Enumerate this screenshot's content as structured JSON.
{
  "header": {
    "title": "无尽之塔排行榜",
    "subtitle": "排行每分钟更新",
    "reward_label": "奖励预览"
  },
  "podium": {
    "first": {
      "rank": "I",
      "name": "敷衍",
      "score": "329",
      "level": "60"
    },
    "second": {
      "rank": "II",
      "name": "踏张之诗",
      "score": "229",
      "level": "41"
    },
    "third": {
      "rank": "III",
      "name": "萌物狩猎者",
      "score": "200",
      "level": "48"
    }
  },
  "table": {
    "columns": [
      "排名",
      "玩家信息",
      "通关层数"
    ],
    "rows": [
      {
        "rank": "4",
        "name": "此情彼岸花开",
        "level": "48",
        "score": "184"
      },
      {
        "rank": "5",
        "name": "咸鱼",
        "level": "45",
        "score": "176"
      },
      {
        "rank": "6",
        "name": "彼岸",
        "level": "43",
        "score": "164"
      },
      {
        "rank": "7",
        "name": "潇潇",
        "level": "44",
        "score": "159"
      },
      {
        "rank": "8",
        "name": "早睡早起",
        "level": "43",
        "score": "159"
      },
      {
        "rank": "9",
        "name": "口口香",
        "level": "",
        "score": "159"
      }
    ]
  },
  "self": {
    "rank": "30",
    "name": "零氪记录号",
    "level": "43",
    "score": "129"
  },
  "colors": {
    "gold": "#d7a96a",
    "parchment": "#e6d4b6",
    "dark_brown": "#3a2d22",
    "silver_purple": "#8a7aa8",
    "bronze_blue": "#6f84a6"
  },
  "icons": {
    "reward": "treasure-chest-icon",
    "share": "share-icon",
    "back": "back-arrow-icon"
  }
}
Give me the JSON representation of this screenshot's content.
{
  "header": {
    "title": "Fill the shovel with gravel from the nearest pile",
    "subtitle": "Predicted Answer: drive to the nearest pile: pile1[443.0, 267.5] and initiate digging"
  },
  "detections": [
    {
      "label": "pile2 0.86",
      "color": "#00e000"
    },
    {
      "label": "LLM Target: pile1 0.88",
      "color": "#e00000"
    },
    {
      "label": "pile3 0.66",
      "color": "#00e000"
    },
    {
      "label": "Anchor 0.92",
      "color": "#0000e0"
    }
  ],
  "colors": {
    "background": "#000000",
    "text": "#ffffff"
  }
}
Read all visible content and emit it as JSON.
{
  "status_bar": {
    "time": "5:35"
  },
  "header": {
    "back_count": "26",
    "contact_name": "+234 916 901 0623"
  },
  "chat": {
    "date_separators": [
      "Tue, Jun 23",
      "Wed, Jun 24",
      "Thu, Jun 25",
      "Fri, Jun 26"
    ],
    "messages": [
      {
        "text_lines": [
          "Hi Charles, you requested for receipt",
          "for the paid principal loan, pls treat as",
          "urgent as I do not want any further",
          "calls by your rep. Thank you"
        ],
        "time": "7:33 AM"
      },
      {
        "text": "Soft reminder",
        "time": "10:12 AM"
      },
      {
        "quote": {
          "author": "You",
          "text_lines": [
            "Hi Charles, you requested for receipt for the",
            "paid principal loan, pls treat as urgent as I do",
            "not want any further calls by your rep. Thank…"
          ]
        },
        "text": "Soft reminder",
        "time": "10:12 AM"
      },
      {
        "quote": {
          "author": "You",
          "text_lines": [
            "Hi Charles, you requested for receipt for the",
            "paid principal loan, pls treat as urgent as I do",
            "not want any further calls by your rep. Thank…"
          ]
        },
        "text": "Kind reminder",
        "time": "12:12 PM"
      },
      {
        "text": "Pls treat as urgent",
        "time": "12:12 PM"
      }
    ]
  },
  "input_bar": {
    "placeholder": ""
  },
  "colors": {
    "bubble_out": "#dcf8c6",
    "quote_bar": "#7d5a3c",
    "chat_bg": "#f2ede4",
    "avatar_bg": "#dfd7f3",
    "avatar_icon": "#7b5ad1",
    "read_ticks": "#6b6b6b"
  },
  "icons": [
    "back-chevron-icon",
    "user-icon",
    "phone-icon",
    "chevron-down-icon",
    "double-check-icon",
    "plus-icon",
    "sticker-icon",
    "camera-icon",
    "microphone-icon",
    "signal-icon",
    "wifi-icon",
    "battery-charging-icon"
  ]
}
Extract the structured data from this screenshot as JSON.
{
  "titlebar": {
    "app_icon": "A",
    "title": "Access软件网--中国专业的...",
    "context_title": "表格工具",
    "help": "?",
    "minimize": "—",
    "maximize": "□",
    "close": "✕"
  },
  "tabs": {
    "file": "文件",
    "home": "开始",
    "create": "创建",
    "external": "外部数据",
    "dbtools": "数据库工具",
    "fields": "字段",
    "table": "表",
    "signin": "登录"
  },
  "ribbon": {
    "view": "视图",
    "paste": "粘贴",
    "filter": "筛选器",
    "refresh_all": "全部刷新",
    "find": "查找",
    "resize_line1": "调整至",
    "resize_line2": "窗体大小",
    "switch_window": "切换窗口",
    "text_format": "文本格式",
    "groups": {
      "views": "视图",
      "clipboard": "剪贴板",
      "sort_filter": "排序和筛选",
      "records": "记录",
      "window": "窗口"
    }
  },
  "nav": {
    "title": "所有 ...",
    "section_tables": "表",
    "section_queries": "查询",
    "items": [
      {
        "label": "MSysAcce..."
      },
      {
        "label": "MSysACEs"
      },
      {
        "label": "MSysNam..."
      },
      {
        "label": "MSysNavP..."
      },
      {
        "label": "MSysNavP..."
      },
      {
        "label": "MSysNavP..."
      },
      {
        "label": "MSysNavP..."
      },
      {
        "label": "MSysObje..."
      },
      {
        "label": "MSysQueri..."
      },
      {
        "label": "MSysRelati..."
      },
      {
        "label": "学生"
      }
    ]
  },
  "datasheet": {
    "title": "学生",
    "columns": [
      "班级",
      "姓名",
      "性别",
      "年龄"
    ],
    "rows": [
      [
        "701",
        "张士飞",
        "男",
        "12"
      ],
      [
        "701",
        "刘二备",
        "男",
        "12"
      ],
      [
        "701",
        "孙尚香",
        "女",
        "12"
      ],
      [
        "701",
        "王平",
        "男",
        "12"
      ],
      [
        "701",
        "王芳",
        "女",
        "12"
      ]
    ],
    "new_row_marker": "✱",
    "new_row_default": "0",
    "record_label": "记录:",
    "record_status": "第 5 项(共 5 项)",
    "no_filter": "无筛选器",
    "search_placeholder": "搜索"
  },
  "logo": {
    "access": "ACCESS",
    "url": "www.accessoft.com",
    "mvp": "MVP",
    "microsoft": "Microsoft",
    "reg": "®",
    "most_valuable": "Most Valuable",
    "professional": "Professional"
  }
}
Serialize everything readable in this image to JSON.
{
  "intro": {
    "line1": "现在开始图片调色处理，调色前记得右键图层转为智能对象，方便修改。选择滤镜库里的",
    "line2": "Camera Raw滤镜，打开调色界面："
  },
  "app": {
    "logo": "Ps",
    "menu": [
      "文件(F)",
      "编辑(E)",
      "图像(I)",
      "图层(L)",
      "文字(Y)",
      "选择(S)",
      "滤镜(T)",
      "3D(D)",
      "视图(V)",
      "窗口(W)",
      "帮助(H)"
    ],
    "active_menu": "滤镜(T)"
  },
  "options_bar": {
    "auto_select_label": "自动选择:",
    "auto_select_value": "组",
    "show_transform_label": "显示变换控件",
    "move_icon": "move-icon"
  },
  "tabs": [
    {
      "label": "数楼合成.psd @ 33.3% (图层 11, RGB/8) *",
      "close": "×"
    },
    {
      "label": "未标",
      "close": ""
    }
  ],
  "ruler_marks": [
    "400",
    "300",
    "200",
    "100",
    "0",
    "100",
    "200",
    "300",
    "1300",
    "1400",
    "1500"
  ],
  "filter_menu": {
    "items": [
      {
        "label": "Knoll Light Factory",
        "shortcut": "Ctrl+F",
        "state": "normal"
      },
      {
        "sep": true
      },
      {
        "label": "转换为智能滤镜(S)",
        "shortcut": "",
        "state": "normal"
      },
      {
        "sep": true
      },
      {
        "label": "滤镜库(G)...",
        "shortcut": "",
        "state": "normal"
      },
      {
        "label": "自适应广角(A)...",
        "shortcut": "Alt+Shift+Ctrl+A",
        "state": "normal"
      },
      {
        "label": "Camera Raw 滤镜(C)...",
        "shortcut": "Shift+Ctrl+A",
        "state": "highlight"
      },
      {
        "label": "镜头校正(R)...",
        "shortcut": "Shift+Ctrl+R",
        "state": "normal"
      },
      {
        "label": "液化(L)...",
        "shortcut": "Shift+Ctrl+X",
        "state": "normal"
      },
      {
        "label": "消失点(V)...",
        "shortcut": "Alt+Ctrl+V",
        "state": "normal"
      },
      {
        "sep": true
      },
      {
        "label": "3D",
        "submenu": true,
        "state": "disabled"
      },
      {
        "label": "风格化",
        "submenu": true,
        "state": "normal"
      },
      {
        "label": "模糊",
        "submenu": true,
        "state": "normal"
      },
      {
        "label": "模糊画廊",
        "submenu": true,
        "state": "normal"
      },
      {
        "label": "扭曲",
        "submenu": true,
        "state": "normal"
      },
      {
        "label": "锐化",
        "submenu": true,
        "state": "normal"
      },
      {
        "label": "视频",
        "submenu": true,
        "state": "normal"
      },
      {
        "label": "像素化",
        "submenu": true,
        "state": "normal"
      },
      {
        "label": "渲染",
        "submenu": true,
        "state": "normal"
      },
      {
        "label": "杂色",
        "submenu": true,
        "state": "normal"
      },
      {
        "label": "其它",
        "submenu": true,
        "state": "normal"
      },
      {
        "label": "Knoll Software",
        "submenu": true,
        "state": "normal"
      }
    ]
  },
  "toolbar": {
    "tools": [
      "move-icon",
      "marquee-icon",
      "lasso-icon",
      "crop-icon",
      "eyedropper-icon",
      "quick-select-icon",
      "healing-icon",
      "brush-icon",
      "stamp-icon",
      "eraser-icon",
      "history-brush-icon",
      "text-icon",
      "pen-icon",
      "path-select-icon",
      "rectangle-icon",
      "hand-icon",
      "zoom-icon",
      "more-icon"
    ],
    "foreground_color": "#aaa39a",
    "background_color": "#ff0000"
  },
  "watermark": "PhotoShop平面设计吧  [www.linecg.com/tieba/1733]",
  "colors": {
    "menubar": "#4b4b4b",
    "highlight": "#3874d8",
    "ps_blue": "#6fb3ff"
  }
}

### DIRECTIONS FOR THIS TASK
Give the number of lines in the data that contain "shortcut", with no other words.

### COMPLETE OUTPUT
8